------ Data entries ------

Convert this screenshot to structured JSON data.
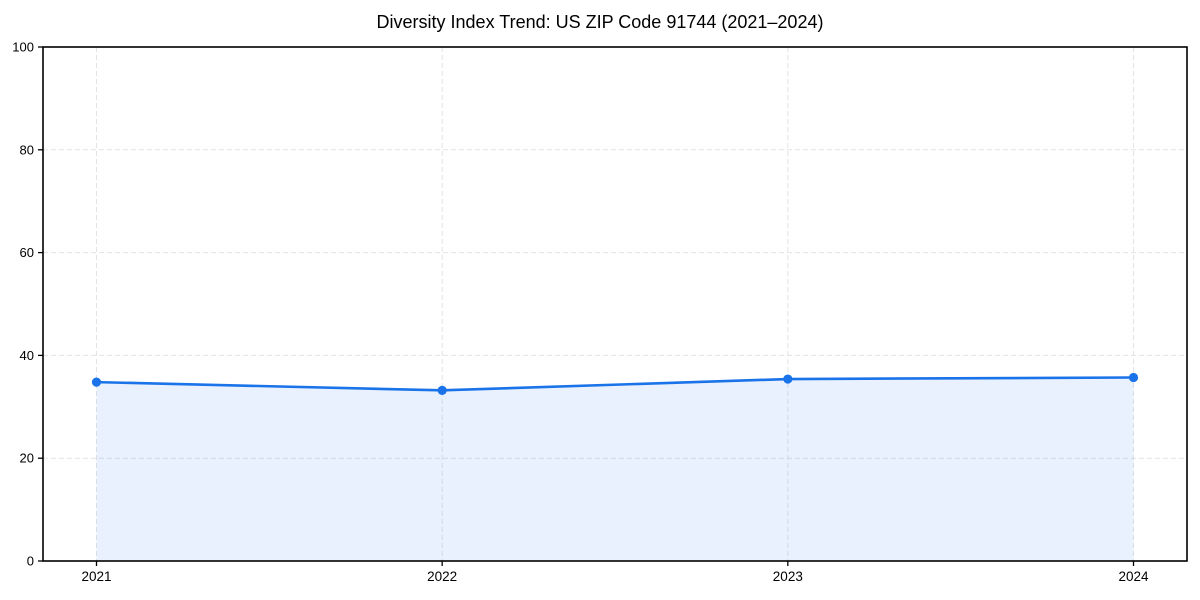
{
  "chart_data": {
    "type": "area",
    "title": "Diversity Index Trend: US ZIP Code 91744 (2021–2024)",
    "series_name": "Diversity Index",
    "categories": [
      "2021",
      "2022",
      "2023",
      "2024"
    ],
    "values": [
      34.8,
      33.2,
      35.4,
      35.7
    ],
    "xlabel": "",
    "ylabel": "",
    "ylim": [
      0,
      100
    ],
    "yticks": [
      0,
      20,
      40,
      60,
      80,
      100
    ],
    "grid": "dashed light-gray, horizontal and vertical",
    "legend": "none",
    "colors": {
      "line": "#1a73e8",
      "marker": "#1a73e8",
      "fill": "rgba(26,115,232,0.10)",
      "grid": "#e3e3e3",
      "axis": "#000000",
      "tick_text": "#000000",
      "background": "#ffffff"
    }
  }
}
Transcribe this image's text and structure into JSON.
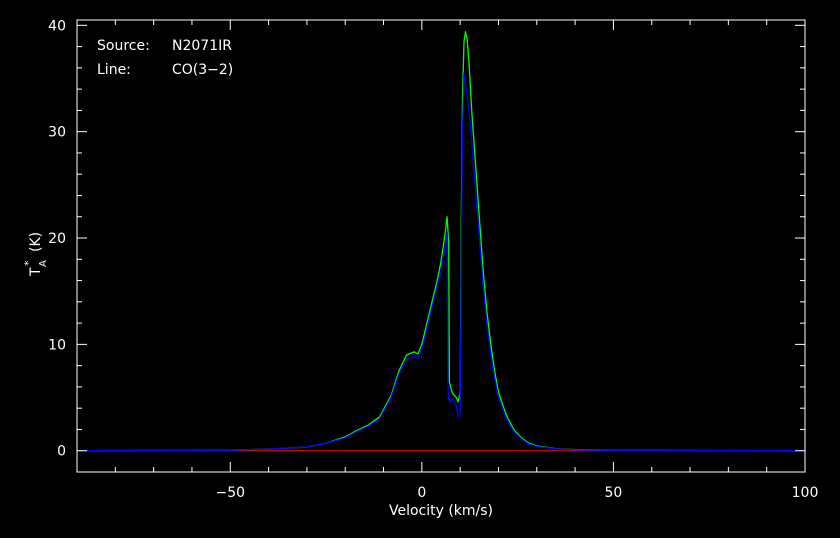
{
  "chart_data": {
    "type": "line",
    "annotations": {
      "source_label": "Source:",
      "source_value": "N2071IR",
      "line_label": "Line:",
      "line_value": "CO(3−2)"
    },
    "xlabel": "Velocity (km/s)",
    "ylabel": "T",
    "ylabel_sub": "A",
    "ylabel_sup": "*",
    "ylabel_unit": "(K)",
    "xlim": [
      -90,
      100
    ],
    "ylim": [
      -2,
      40.5
    ],
    "xticks": [
      -50,
      0,
      50,
      100
    ],
    "xtick_labels": [
      "−50",
      "0",
      "50",
      "100"
    ],
    "yticks": [
      0,
      10,
      20,
      30,
      40
    ],
    "ytick_labels": [
      "0",
      "10",
      "20",
      "30",
      "40"
    ],
    "colors": {
      "background": "#000000",
      "axes": "#ffffff",
      "series_green": "#00ff00",
      "series_blue": "#0000ff",
      "baseline": "#ff0000"
    },
    "series": [
      {
        "color": "#00ff00",
        "x": [
          -90,
          -50,
          -40,
          -30,
          -25,
          -20,
          -17,
          -14,
          -11,
          -8,
          -6,
          -4,
          -2,
          -1,
          0,
          1,
          2,
          3,
          4,
          5,
          6,
          6.6,
          7.0,
          7.2,
          7.5,
          8,
          8.5,
          9,
          9.5,
          10,
          10.3,
          10.6,
          11,
          11.4,
          11.8,
          12.3,
          13,
          14,
          15,
          16,
          17,
          18,
          19,
          20,
          22,
          24,
          26,
          28,
          30,
          35,
          40,
          50,
          70,
          100
        ],
        "y": [
          0,
          0.05,
          0.15,
          0.35,
          0.7,
          1.3,
          1.9,
          2.4,
          3.2,
          5.2,
          7.5,
          9.0,
          9.3,
          9.1,
          10.0,
          11.5,
          13.0,
          14.5,
          16.0,
          17.8,
          20.2,
          22.0,
          19.5,
          6.5,
          6.0,
          5.4,
          5.2,
          5.0,
          4.6,
          5.5,
          22.0,
          33.0,
          38.5,
          39.4,
          38.7,
          36.5,
          32.0,
          27.0,
          22.0,
          17.0,
          13.0,
          10.0,
          7.5,
          5.5,
          3.4,
          2.0,
          1.2,
          0.7,
          0.45,
          0.2,
          0.1,
          0.05,
          0.02,
          0
        ]
      },
      {
        "color": "#0000ff",
        "x": [
          -90,
          -50,
          -40,
          -30,
          -25,
          -20,
          -17,
          -14,
          -11,
          -8,
          -6,
          -4,
          -2,
          -1,
          0,
          1,
          2,
          3,
          4,
          5,
          6,
          6.6,
          6.8,
          7.0,
          7.5,
          8,
          8.5,
          9,
          9.5,
          10,
          10.3,
          10.6,
          11,
          11.4,
          11.8,
          12.3,
          13,
          14,
          15,
          16,
          17,
          18,
          19,
          20,
          22,
          24,
          26,
          28,
          30,
          35,
          40,
          50,
          70,
          100
        ],
        "y": [
          0,
          0.05,
          0.15,
          0.35,
          0.7,
          1.2,
          1.8,
          2.3,
          3.0,
          5.0,
          7.2,
          8.6,
          8.9,
          8.7,
          9.5,
          11.0,
          12.5,
          14.0,
          15.5,
          17.0,
          19.0,
          20.5,
          6.2,
          4.8,
          4.6,
          4.9,
          4.5,
          4.2,
          3.2,
          3.5,
          18.0,
          30.0,
          35.5,
          34.5,
          33.5,
          32.0,
          29.0,
          24.5,
          20.0,
          15.5,
          11.8,
          9.0,
          6.8,
          5.0,
          3.0,
          1.8,
          1.1,
          0.6,
          0.4,
          0.18,
          0.08,
          0.04,
          0.01,
          0
        ]
      }
    ]
  }
}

------

Problem description :: Determine how many lines include the word "JSON" and report that number by itself.

Response to this exercise :: 2